### Collected data
»»

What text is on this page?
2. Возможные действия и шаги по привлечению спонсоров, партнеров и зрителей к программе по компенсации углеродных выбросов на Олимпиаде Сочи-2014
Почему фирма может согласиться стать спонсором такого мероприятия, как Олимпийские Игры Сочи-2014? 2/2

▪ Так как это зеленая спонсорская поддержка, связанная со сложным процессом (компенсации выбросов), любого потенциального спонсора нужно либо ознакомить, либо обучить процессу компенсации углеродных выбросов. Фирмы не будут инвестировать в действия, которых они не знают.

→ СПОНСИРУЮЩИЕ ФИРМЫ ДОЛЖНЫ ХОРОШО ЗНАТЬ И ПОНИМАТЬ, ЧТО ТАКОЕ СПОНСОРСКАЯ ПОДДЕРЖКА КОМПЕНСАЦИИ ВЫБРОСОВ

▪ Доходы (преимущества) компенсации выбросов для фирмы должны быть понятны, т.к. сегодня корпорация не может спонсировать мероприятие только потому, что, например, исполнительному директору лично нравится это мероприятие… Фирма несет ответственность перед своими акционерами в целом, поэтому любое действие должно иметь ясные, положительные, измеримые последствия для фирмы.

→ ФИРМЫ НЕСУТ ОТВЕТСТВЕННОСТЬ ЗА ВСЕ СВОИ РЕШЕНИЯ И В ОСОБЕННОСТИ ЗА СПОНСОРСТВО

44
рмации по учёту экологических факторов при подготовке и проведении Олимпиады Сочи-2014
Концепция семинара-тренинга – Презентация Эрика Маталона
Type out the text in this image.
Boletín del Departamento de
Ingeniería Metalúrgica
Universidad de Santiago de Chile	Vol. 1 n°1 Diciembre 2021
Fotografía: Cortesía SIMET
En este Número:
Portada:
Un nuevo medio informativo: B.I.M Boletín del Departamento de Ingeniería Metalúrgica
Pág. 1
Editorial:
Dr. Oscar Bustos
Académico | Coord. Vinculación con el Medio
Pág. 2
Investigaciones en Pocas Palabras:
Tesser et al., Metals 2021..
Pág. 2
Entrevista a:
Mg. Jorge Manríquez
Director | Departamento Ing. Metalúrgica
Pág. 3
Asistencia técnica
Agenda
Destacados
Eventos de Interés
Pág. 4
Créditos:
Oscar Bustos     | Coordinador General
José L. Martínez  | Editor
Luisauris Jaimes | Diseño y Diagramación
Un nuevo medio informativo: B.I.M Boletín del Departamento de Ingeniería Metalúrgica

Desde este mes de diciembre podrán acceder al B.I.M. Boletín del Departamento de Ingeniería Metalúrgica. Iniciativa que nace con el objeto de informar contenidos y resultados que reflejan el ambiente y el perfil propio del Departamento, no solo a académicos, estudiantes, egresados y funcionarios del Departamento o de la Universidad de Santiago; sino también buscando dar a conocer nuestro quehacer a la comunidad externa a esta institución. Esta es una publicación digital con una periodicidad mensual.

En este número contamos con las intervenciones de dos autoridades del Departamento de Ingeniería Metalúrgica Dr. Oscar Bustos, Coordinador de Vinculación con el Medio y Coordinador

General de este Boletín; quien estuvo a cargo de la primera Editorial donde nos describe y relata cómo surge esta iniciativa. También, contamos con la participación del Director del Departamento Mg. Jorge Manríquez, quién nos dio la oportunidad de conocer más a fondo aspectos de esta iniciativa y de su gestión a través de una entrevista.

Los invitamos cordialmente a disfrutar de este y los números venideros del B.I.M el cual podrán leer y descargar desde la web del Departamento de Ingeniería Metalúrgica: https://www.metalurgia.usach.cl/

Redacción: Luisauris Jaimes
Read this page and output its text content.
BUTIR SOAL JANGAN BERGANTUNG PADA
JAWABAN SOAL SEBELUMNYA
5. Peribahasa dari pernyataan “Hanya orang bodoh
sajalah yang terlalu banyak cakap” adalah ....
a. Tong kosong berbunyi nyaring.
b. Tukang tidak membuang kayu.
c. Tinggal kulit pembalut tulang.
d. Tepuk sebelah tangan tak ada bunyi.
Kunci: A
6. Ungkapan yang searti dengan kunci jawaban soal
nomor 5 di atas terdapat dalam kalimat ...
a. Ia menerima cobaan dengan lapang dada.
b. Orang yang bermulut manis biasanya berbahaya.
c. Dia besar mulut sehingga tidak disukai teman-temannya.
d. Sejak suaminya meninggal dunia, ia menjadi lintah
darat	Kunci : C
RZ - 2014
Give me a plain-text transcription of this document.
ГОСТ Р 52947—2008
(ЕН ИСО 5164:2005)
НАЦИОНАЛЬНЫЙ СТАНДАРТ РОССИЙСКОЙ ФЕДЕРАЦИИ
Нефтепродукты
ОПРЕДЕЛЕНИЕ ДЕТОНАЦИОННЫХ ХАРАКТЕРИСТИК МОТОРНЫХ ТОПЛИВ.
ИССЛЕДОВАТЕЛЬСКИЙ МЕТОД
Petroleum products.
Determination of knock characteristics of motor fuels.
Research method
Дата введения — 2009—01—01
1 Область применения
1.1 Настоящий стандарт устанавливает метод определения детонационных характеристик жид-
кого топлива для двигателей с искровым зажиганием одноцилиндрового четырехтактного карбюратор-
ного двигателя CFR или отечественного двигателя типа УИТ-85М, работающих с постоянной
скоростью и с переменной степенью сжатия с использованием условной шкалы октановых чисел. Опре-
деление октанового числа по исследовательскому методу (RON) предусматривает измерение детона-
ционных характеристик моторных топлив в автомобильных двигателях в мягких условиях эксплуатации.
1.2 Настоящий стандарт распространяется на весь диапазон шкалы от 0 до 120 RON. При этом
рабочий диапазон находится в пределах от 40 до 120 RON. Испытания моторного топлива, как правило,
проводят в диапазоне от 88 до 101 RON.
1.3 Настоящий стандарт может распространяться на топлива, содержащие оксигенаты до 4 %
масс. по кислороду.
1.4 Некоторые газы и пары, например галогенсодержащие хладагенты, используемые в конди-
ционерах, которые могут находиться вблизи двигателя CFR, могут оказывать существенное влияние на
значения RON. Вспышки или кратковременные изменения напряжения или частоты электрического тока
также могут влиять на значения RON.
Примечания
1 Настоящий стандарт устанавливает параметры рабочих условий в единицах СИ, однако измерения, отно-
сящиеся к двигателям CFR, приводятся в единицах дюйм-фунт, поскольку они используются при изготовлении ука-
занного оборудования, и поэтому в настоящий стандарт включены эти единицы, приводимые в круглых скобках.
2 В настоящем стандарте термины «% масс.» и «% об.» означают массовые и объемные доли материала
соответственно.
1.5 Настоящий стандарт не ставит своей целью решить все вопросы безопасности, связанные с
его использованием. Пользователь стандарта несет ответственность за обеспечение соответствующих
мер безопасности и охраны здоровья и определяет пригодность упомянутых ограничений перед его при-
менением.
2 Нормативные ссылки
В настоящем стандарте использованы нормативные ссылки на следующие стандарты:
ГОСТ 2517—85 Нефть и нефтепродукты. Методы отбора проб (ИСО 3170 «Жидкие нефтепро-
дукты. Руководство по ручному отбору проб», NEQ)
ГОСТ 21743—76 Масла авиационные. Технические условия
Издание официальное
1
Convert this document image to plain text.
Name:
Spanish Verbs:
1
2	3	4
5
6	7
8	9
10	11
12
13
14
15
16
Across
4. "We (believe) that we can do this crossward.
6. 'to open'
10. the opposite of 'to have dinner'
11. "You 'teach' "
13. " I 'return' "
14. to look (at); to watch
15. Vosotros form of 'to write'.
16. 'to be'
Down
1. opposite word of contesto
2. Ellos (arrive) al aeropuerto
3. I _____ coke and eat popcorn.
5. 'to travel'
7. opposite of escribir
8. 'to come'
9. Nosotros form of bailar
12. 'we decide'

««

### Goal of the exercise
What needs duplicating is the run of lines from the one containing "Convert this document image to plain text." through the last line of the entries above, exact and complete.

### Finished exercise
Convert this document image to plain text.
Name:
Spanish Verbs:
1
2	3	4
5
6	7
8	9
10	11
12
13
14
15
16
Across
4. "We (believe) that we can do this crossward.
6. 'to open'
10. the opposite of 'to have dinner'
11. "You 'teach' "
13. " I 'return' "
14. to look (at); to watch
15. Vosotros form of 'to write'.
16. 'to be'
Down
1. opposite word of contesto
2. Ellos (arrive) al aeropuerto
3. I _____ coke and eat popcorn.
5. 'to travel'
7. opposite of escribir
8. 'to come'
9. Nosotros form of bailar
12. 'we decide'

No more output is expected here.